▽

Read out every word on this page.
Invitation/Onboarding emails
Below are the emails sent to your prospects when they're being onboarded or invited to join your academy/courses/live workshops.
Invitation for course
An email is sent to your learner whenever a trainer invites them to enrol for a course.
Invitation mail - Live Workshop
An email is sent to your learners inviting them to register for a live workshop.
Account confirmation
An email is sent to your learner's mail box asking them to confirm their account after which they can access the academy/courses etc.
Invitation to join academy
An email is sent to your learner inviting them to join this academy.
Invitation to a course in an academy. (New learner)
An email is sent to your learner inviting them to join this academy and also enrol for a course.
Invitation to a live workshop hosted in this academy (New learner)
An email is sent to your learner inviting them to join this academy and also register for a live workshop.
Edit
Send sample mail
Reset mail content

△

### AIM
Search the entries for the word "join", then list each line that holds it.

### CORRECT RESPONSE
Below are the emails sent to your prospects when they're being onboarded or invited to join your academy/courses/live workshops.
Invitation to join academy
An email is sent to your learner inviting them to join this academy.
An email is sent to your learner inviting them to join this academy and also enrol for a course.
An email is sent to your learner inviting them to join this academy and also register for a live workshop.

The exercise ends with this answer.